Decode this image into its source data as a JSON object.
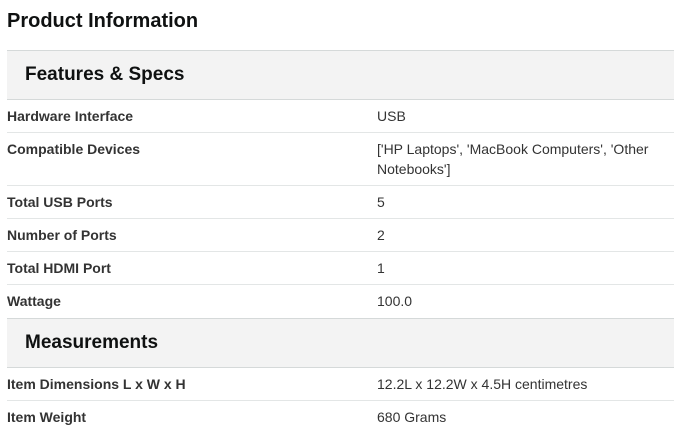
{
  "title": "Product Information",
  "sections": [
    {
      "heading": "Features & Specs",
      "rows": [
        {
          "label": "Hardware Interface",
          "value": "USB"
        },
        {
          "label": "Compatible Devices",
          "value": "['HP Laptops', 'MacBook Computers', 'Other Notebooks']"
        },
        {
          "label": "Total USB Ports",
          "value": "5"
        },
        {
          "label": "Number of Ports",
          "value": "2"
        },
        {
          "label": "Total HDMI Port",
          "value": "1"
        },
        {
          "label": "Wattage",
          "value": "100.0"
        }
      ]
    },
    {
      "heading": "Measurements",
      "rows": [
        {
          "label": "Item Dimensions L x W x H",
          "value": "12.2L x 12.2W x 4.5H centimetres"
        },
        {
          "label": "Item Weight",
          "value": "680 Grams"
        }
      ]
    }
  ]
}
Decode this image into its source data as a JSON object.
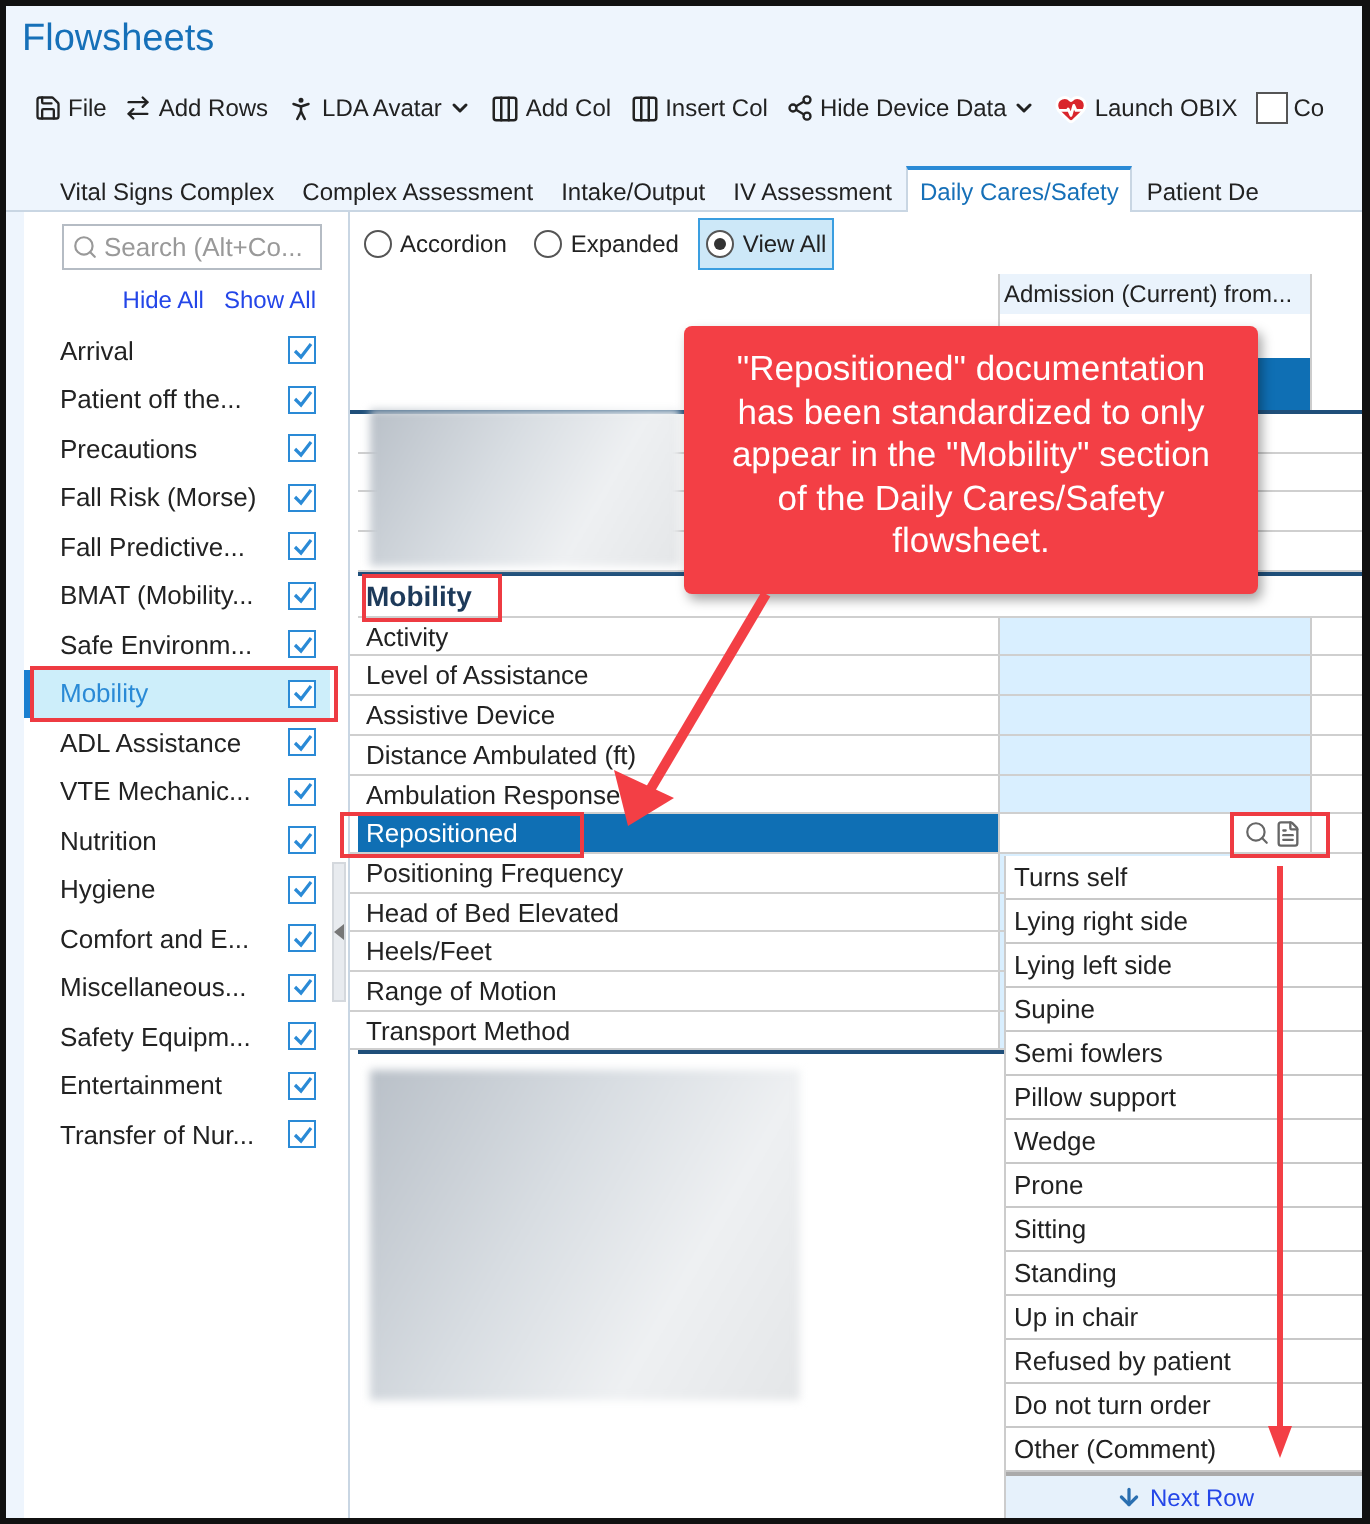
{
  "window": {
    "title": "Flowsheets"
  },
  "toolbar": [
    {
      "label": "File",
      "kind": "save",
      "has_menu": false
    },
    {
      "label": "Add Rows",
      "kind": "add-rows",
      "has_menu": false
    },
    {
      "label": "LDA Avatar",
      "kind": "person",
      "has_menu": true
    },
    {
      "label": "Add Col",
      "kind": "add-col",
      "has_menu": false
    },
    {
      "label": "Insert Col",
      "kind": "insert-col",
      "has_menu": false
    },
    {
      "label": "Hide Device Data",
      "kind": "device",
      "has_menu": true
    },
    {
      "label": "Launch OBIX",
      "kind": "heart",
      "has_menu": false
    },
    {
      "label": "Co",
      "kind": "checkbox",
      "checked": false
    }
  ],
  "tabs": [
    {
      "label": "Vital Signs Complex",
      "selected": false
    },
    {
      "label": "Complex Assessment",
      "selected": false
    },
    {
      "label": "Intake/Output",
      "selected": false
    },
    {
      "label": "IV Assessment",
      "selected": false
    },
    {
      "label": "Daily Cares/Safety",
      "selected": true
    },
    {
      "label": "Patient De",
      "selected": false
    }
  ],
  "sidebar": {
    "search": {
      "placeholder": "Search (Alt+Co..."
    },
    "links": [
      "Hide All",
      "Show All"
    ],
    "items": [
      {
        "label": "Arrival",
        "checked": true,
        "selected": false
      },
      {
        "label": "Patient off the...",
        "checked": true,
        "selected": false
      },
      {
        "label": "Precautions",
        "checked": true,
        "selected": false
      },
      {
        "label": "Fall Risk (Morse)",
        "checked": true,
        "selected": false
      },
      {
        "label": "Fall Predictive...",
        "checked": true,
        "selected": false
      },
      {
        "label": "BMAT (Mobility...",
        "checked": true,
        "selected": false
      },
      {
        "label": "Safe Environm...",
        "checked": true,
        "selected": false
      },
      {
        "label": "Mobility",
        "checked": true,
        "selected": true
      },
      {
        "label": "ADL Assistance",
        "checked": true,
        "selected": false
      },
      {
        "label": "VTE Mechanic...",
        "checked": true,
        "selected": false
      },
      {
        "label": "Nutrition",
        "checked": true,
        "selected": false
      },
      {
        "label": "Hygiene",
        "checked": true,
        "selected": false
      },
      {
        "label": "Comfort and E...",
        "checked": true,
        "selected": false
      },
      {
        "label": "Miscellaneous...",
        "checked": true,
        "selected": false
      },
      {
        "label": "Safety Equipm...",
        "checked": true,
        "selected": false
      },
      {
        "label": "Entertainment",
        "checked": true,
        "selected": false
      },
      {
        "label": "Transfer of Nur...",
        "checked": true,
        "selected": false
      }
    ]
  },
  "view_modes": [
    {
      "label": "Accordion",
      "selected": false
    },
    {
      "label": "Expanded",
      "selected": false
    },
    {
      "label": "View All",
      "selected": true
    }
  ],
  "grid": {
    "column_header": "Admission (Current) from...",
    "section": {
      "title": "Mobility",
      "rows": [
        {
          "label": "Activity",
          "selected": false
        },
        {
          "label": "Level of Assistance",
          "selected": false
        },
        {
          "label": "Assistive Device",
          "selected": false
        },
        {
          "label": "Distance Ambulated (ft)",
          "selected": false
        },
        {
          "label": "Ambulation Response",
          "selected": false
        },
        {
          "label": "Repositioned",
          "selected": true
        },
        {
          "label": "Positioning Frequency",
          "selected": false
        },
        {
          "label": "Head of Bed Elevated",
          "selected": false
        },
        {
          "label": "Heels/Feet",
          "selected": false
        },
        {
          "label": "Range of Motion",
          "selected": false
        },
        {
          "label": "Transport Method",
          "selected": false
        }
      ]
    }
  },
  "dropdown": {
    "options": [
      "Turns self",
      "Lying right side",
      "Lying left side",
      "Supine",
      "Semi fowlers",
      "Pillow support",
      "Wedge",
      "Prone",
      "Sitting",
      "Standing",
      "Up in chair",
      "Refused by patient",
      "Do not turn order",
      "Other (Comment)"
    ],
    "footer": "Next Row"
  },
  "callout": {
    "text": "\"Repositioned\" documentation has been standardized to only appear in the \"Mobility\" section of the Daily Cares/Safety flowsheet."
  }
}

..........

What is being asked: Where a line above contains the word "Mobility", copy that line.

Complete answer:
        "label": "BMAT (Mobility...",
        "label": "Mobility",
      "title": "Mobility",
    "text": "\"Repositioned\" documentation has been standardized to only appear in the \"Mobility\" section of the Daily Cares/Safety flowsheet."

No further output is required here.